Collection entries
-- BEGIN --

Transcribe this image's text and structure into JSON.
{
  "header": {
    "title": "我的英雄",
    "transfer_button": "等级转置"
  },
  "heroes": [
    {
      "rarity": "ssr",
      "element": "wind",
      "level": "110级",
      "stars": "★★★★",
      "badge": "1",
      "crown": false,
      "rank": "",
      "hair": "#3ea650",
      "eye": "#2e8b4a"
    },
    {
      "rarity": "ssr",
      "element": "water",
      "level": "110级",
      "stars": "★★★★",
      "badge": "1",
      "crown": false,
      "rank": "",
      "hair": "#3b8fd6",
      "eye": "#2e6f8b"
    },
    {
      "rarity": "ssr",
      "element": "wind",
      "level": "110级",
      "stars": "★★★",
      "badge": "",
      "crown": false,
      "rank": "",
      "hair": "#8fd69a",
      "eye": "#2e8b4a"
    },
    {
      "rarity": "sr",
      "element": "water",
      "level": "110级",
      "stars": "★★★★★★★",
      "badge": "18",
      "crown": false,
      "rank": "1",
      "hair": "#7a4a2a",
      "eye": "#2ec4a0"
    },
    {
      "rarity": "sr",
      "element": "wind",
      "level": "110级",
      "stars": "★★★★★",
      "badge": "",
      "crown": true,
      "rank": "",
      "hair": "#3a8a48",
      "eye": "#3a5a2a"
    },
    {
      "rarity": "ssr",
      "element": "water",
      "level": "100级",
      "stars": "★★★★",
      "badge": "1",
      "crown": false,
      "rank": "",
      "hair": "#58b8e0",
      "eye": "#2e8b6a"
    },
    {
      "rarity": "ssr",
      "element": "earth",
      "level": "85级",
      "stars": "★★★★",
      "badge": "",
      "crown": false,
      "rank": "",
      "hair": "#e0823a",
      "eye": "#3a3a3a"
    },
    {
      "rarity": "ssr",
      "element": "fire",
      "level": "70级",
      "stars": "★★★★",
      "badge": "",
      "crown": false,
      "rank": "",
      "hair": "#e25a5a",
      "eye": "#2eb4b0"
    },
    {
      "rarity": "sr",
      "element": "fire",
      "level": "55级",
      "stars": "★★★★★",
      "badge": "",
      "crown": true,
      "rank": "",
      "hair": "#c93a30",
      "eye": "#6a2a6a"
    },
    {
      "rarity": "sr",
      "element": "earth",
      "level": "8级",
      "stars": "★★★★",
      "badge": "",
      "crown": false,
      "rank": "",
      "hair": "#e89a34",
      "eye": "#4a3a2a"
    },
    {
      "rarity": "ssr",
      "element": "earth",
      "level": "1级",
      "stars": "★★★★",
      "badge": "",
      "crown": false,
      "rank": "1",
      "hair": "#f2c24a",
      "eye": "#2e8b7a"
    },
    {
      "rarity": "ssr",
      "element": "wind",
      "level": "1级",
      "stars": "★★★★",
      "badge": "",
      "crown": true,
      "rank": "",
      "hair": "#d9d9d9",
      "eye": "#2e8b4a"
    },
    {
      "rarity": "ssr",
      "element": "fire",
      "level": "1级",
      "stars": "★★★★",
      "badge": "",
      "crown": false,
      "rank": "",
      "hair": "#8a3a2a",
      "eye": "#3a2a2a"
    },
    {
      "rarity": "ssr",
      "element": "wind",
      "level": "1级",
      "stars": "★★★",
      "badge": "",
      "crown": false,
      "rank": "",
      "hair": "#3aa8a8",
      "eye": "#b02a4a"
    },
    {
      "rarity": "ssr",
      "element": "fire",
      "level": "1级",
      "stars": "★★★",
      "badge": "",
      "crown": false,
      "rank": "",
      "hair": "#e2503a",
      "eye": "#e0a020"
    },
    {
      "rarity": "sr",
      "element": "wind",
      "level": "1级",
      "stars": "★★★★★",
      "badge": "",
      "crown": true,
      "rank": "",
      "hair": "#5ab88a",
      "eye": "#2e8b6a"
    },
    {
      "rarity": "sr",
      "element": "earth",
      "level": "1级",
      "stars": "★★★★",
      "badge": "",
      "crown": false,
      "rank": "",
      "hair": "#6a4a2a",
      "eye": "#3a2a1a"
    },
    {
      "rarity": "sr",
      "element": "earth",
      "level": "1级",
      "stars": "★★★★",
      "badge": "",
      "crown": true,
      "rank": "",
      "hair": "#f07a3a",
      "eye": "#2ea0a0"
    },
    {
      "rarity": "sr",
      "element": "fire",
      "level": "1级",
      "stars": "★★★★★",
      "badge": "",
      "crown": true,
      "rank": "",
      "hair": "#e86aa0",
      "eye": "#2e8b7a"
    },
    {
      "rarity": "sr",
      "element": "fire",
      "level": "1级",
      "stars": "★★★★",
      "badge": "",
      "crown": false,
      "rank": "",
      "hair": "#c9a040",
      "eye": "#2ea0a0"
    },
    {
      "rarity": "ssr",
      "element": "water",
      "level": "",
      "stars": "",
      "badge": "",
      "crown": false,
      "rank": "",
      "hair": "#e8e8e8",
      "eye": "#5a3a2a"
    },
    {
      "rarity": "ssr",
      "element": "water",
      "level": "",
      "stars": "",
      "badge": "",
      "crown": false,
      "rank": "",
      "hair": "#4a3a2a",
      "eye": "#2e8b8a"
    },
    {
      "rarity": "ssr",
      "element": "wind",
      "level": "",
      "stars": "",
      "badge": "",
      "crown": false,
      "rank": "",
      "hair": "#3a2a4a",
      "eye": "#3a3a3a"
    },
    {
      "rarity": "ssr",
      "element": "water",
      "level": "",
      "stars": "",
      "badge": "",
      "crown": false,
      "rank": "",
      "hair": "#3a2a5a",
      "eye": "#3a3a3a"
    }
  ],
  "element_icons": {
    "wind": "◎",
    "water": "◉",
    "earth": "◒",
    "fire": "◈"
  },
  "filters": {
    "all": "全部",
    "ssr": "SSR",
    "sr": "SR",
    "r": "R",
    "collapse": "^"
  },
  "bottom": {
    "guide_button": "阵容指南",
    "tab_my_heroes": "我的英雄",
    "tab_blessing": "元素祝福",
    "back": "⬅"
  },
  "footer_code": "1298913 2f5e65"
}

-- END --

Write out the whole listing again. Match it word for word.

Transcribe this image's text and structure into JSON.
{
  "header": {
    "title": "我的英雄",
    "transfer_button": "等级转置"
  },
  "heroes": [
    {
      "rarity": "ssr",
      "element": "wind",
      "level": "110级",
      "stars": "★★★★",
      "badge": "1",
      "crown": false,
      "rank": "",
      "hair": "#3ea650",
      "eye": "#2e8b4a"
    },
    {
      "rarity": "ssr",
      "element": "water",
      "level": "110级",
      "stars": "★★★★",
      "badge": "1",
      "crown": false,
      "rank": "",
      "hair": "#3b8fd6",
      "eye": "#2e6f8b"
    },
    {
      "rarity": "ssr",
      "element": "wind",
      "level": "110级",
      "stars": "★★★",
      "badge": "",
      "crown": false,
      "rank": "",
      "hair": "#8fd69a",
      "eye": "#2e8b4a"
    },
    {
      "rarity": "sr",
      "element": "water",
      "level": "110级",
      "stars": "★★★★★★★",
      "badge": "18",
      "crown": false,
      "rank": "1",
      "hair": "#7a4a2a",
      "eye": "#2ec4a0"
    },
    {
      "rarity": "sr",
      "element": "wind",
      "level": "110级",
      "stars": "★★★★★",
      "badge": "",
      "crown": true,
      "rank": "",
      "hair": "#3a8a48",
      "eye": "#3a5a2a"
    },
    {
      "rarity": "ssr",
      "element": "water",
      "level": "100级",
      "stars": "★★★★",
      "badge": "1",
      "crown": false,
      "rank": "",
      "hair": "#58b8e0",
      "eye": "#2e8b6a"
    },
    {
      "rarity": "ssr",
      "element": "earth",
      "level": "85级",
      "stars": "★★★★",
      "badge": "",
      "crown": false,
      "rank": "",
      "hair": "#e0823a",
      "eye": "#3a3a3a"
    },
    {
      "rarity": "ssr",
      "element": "fire",
      "level": "70级",
      "stars": "★★★★",
      "badge": "",
      "crown": false,
      "rank": "",
      "hair": "#e25a5a",
      "eye": "#2eb4b0"
    },
    {
      "rarity": "sr",
      "element": "fire",
      "level": "55级",
      "stars": "★★★★★",
      "badge": "",
      "crown": true,
      "rank": "",
      "hair": "#c93a30",
      "eye": "#6a2a6a"
    },
    {
      "rarity": "sr",
      "element": "earth",
      "level": "8级",
      "stars": "★★★★",
      "badge": "",
      "crown": false,
      "rank": "",
      "hair": "#e89a34",
      "eye": "#4a3a2a"
    },
    {
      "rarity": "ssr",
      "element": "earth",
      "level": "1级",
      "stars": "★★★★",
      "badge": "",
      "crown": false,
      "rank": "1",
      "hair": "#f2c24a",
      "eye": "#2e8b7a"
    },
    {
      "rarity": "ssr",
      "element": "wind",
      "level": "1级",
      "stars": "★★★★",
      "badge": "",
      "crown": true,
      "rank": "",
      "hair": "#d9d9d9",
      "eye": "#2e8b4a"
    },
    {
      "rarity": "ssr",
      "element": "fire",
      "level": "1级",
      "stars": "★★★★",
      "badge": "",
      "crown": false,
      "rank": "",
      "hair": "#8a3a2a",
      "eye": "#3a2a2a"
    },
    {
      "rarity": "ssr",
      "element": "wind",
      "level": "1级",
      "stars": "★★★",
      "badge": "",
      "crown": false,
      "rank": "",
      "hair": "#3aa8a8",
      "eye": "#b02a4a"
    },
    {
      "rarity": "ssr",
      "element": "fire",
      "level": "1级",
      "stars": "★★★",
      "badge": "",
      "crown": false,
      "rank": "",
      "hair": "#e2503a",
      "eye": "#e0a020"
    },
    {
      "rarity": "sr",
      "element": "wind",
      "level": "1级",
      "stars": "★★★★★",
      "badge": "",
      "crown": true,
      "rank": "",
      "hair": "#5ab88a",
      "eye": "#2e8b6a"
    },
    {
      "rarity": "sr",
      "element": "earth",
      "level": "1级",
      "stars": "★★★★",
      "badge": "",
      "crown": false,
      "rank": "",
      "hair": "#6a4a2a",
      "eye": "#3a2a1a"
    },
    {
      "rarity": "sr",
      "element": "earth",
      "level": "1级",
      "stars": "★★★★",
      "badge": "",
      "crown": true,
      "rank": "",
      "hair": "#f07a3a",
      "eye": "#2ea0a0"
    },
    {
      "rarity": "sr",
      "element": "fire",
      "level": "1级",
      "stars": "★★★★★",
      "badge": "",
      "crown": true,
      "rank": "",
      "hair": "#e86aa0",
      "eye": "#2e8b7a"
    },
    {
      "rarity": "sr",
      "element": "fire",
      "level": "1级",
      "stars": "★★★★",
      "badge": "",
      "crown": false,
      "rank": "",
      "hair": "#c9a040",
      "eye": "#2ea0a0"
    },
    {
      "rarity": "ssr",
      "element": "water",
      "level": "",
      "stars": "",
      "badge": "",
      "crown": false,
      "rank": "",
      "hair": "#e8e8e8",
      "eye": "#5a3a2a"
    },
    {
      "rarity": "ssr",
      "element": "water",
      "level": "",
      "stars": "",
      "badge": "",
      "crown": false,
      "rank": "",
      "hair": "#4a3a2a",
      "eye": "#2e8b8a"
    },
    {
      "rarity": "ssr",
      "element": "wind",
      "level": "",
      "stars": "",
      "badge": "",
      "crown": false,
      "rank": "",
      "hair": "#3a2a4a",
      "eye": "#3a3a3a"
    },
    {
      "rarity": "ssr",
      "element": "water",
      "level": "",
      "stars": "",
      "badge": "",
      "crown": false,
      "rank": "",
      "hair": "#3a2a5a",
      "eye": "#3a3a3a"
    }
  ],
  "element_icons": {
    "wind": "◎",
    "water": "◉",
    "earth": "◒",
    "fire": "◈"
  },
  "filters": {
    "all": "全部",
    "ssr": "SSR",
    "sr": "SR",
    "r": "R",
    "collapse": "^"
  },
  "bottom": {
    "guide_button": "阵容指南",
    "tab_my_heroes": "我的英雄",
    "tab_blessing": "元素祝福",
    "back": "⬅"
  },
  "footer_code": "1298913 2f5e65"
}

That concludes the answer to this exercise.